▶ [Task to carry out]
Pick out the lines below with "Single" and list them.

▶ [Input records]

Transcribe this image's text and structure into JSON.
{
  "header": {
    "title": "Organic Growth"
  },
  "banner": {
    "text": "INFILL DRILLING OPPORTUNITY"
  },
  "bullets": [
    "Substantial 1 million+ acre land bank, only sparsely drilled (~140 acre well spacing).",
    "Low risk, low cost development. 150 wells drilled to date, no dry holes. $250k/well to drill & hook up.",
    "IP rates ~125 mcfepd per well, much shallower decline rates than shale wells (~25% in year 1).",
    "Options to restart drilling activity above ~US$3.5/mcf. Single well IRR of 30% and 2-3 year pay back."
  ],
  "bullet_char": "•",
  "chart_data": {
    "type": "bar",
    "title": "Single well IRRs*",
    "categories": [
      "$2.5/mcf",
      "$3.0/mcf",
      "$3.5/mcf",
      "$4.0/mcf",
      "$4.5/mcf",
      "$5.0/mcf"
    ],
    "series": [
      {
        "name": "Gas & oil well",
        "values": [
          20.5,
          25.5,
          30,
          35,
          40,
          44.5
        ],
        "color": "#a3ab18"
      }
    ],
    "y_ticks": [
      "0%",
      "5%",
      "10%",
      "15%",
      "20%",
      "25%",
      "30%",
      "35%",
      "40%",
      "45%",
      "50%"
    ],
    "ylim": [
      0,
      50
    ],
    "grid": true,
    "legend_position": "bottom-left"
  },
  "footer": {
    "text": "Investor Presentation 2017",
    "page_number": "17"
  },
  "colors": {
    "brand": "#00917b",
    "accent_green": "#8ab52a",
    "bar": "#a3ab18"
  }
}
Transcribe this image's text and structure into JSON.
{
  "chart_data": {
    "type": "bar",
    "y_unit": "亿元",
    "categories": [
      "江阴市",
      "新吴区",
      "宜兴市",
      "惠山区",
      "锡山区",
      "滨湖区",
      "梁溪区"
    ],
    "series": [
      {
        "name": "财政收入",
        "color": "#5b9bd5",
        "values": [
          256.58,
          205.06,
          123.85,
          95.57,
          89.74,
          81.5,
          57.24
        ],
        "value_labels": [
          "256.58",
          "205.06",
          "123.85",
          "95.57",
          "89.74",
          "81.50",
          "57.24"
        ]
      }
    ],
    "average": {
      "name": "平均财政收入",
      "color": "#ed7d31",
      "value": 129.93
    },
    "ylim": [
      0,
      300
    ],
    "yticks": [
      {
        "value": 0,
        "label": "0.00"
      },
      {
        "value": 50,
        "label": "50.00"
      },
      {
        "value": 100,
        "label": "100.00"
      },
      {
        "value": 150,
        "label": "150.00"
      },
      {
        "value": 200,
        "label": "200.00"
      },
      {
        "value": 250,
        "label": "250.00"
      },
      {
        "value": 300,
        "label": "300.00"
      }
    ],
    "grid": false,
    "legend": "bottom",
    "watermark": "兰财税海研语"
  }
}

▶ [Answer to this exercise]
    "Options to restart drilling activity above ~US$3.5/mcf. Single well IRR of 30% and 2-3 year pay back."
    "title": "Single well IRRs*",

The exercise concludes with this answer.